(Text):
Rather than interpreting the pattern as a linear history, in which change
sometimes occurred rapidly and at other times at a more leisurely pace,
Berry argues that the patterns of stasis interrupted by spurts of rather
profound cultural change do not represent linear evolution, but rather a
sequence of habitation and replacement. The Anasazi are a historical whole,
as regionally diverse and as temporally modified as they were. They were
replaced by another cultural system, not as a smooth evolutionary
outgrowth but because the Anasazi were eventually (and rather abruptly) no
longer able to occupy their territory.

(Data records):
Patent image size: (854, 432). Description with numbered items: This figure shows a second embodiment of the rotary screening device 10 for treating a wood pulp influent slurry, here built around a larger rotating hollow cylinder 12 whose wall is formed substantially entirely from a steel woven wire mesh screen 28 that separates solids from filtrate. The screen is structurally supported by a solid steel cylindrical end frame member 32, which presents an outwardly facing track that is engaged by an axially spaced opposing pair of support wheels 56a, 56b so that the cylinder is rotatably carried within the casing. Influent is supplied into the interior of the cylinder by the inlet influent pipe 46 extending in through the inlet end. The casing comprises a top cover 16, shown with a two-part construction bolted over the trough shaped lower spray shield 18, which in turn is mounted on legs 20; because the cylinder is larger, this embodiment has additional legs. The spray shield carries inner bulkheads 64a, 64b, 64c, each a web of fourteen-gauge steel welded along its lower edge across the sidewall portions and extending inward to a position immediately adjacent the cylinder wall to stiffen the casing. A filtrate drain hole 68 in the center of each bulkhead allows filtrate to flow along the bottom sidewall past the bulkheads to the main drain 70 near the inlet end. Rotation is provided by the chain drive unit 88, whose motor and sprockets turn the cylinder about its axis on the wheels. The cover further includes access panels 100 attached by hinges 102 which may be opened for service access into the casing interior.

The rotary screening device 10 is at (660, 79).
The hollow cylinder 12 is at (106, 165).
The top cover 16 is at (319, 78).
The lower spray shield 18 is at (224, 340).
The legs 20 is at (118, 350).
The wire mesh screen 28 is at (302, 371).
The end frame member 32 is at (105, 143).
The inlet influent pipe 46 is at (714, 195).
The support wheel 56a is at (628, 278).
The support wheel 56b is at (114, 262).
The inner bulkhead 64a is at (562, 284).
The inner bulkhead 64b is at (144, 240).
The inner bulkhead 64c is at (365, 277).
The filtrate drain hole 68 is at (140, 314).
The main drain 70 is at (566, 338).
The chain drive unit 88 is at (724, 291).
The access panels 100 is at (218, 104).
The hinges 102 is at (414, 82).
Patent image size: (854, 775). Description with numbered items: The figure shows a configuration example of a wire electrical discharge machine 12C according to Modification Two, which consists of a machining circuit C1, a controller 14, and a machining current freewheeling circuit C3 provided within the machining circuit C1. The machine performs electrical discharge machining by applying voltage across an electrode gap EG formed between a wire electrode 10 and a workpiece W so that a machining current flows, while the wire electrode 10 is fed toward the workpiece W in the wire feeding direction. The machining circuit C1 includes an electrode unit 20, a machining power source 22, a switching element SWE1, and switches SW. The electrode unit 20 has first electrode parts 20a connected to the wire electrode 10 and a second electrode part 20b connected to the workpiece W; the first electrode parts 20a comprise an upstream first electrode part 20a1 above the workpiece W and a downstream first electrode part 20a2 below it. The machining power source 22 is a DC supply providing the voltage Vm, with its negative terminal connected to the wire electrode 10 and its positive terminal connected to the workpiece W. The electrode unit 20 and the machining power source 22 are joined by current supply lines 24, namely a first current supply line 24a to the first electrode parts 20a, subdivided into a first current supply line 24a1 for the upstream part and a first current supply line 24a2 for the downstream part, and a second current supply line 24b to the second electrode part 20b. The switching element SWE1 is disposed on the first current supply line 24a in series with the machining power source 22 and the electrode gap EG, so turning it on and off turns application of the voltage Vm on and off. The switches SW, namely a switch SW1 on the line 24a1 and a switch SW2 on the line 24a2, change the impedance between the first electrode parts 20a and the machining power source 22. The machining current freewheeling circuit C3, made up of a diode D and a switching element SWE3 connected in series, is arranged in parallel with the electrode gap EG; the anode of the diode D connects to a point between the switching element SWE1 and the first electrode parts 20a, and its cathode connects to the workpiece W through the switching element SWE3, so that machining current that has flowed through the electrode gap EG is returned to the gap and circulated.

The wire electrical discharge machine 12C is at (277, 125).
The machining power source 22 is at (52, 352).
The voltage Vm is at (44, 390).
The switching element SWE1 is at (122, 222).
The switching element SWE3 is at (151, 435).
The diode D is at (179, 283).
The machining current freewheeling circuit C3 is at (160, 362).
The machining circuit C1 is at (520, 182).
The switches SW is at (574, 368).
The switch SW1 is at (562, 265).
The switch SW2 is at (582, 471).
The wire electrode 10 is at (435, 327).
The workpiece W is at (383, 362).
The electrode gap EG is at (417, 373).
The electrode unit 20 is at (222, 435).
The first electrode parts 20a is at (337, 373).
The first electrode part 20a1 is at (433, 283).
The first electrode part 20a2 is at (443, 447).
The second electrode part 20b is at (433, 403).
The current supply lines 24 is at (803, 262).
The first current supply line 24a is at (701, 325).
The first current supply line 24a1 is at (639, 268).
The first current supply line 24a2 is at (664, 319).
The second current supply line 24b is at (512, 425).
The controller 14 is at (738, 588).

(Exercise instructions):
1 - Answer these questions about the passage on the Anasazi.
(a) According to Berry, what do the patterns of stasis interrupted by spurts of profound cultural change represent instead of linear evolution?
(b) By what were the Anasazi replaced?
(c) What does the passage say made the Anasazi's replacement happen?
2 - Reproduce the stretch of rows from the first row through the one containing "The chain drive unit 88 is at (724, 291).", both ends included, renaming "wood pulp" to "paper pulp" and keeping everything else unchanged.

(Solutions below):
1 -
(a) A sequence of habitation and replacement.
(b) Another cultural system.
(c) The Anasazi were eventually, and rather abruptly, no longer able to occupy their territory.

2 -
Patent image size: (854, 432). Description with numbered items: This figure shows a second embodiment of the rotary screening device 10 for treating a paper pulp influent slurry, here built around a larger rotating hollow cylinder 12 whose wall is formed substantially entirely from a steel woven wire mesh screen 28 that separates solids from filtrate. The screen is structurally supported by a solid steel cylindrical end frame member 32, which presents an outwardly facing track that is engaged by an axially spaced opposing pair of support wheels 56a, 56b so that the cylinder is rotatably carried within the casing. Influent is supplied into the interior of the cylinder by the inlet influent pipe 46 extending in through the inlet end. The casing comprises a top cover 16, shown with a two-part construction bolted over the trough shaped lower spray shield 18, which in turn is mounted on legs 20; because the cylinder is larger, this embodiment has additional legs. The spray shield carries inner bulkheads 64a, 64b, 64c, each a web of fourteen-gauge steel welded along its lower edge across the sidewall portions and extending inward to a position immediately adjacent the cylinder wall to stiffen the casing. A filtrate drain hole 68 in the center of each bulkhead allows filtrate to flow along the bottom sidewall past the bulkheads to the main drain 70 near the inlet end. Rotation is provided by the chain drive unit 88, whose motor and sprockets turn the cylinder about its axis on the wheels. The cover further includes access panels 100 attached by hinges 102 which may be opened for service access into the casing interior.

The rotary screening device 10 is at (660, 79).
The hollow cylinder 12 is at (106, 165).
The top cover 16 is at (319, 78).
The lower spray shield 18 is at (224, 340).
The legs 20 is at (118, 350).
The wire mesh screen 28 is at (302, 371).
The end frame member 32 is at (105, 143).
The inlet influent pipe 46 is at (714, 195).
The support wheel 56a is at (628, 278).
The support wheel 56b is at (114, 262).
The inner bulkhead 64a is at (562, 284).
The inner bulkhead 64b is at (144, 240).
The inner bulkhead 64c is at (365, 277).
The filtrate drain hole 68 is at (140, 314).
The main drain 70 is at (566, 338).
The chain drive unit 88 is at (724, 291).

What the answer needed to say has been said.